Aim of the task:
The records below must be retyped exactly.

Records that describe figures:
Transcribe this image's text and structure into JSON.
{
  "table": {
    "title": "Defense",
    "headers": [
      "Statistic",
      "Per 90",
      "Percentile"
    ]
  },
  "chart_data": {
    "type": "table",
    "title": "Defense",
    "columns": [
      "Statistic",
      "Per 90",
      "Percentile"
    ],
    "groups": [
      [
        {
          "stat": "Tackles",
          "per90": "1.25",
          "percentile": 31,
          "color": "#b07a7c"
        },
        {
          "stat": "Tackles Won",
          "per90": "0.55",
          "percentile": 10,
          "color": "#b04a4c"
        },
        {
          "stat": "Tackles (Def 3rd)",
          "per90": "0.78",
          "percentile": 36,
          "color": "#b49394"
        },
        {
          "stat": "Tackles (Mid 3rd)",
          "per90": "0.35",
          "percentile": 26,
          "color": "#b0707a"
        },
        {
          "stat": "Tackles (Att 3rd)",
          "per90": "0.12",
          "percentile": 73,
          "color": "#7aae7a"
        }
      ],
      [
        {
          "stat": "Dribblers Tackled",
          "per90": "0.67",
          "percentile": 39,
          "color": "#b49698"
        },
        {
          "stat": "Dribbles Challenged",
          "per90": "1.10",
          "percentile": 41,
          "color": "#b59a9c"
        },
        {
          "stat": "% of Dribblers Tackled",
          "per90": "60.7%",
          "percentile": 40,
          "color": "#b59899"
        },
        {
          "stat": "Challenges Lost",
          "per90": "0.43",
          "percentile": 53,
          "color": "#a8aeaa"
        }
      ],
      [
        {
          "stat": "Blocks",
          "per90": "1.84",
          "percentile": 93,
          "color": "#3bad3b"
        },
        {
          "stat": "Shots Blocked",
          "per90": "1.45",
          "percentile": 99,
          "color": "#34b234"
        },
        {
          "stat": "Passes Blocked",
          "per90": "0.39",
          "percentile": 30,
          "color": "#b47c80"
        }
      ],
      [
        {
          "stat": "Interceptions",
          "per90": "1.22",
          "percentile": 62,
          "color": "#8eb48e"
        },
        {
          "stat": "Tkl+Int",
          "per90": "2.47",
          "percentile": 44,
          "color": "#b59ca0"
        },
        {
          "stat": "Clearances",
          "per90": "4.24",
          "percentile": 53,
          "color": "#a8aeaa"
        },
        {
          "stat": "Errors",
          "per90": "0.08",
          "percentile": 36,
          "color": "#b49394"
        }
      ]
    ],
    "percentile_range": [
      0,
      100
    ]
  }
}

Written response:
Transcribe this image's text and structure into JSON.
{
  "table": {
    "title": "Defense",
    "headers": [
      "Statistic",
      "Per 90",
      "Percentile"
    ]
  },
  "chart_data": {
    "type": "table",
    "title": "Defense",
    "columns": [
      "Statistic",
      "Per 90",
      "Percentile"
    ],
    "groups": [
      [
        {
          "stat": "Tackles",
          "per90": "1.25",
          "percentile": 31,
          "color": "#b07a7c"
        },
        {
          "stat": "Tackles Won",
          "per90": "0.55",
          "percentile": 10,
          "color": "#b04a4c"
        },
        {
          "stat": "Tackles (Def 3rd)",
          "per90": "0.78",
          "percentile": 36,
          "color": "#b49394"
        },
        {
          "stat": "Tackles (Mid 3rd)",
          "per90": "0.35",
          "percentile": 26,
          "color": "#b0707a"
        },
        {
          "stat": "Tackles (Att 3rd)",
          "per90": "0.12",
          "percentile": 73,
          "color": "#7aae7a"
        }
      ],
      [
        {
          "stat": "Dribblers Tackled",
          "per90": "0.67",
          "percentile": 39,
          "color": "#b49698"
        },
        {
          "stat": "Dribbles Challenged",
          "per90": "1.10",
          "percentile": 41,
          "color": "#b59a9c"
        },
        {
          "stat": "% of Dribblers Tackled",
          "per90": "60.7%",
          "percentile": 40,
          "color": "#b59899"
        },
        {
          "stat": "Challenges Lost",
          "per90": "0.43",
          "percentile": 53,
          "color": "#a8aeaa"
        }
      ],
      [
        {
          "stat": "Blocks",
          "per90": "1.84",
          "percentile": 93,
          "color": "#3bad3b"
        },
        {
          "stat": "Shots Blocked",
          "per90": "1.45",
          "percentile": 99,
          "color": "#34b234"
        },
        {
          "stat": "Passes Blocked",
          "per90": "0.39",
          "percentile": 30,
          "color": "#b47c80"
        }
      ],
      [
        {
          "stat": "Interceptions",
          "per90": "1.22",
          "percentile": 62,
          "color": "#8eb48e"
        },
        {
          "stat": "Tkl+Int",
          "per90": "2.47",
          "percentile": 44,
          "color": "#b59ca0"
        },
        {
          "stat": "Clearances",
          "per90": "4.24",
          "percentile": 53,
          "color": "#a8aeaa"
        },
        {
          "stat": "Errors",
          "per90": "0.08",
          "percentile": 36,
          "color": "#b49394"
        }
      ]
    ],
    "percentile_range": [
      0,
      100
    ]
  }
}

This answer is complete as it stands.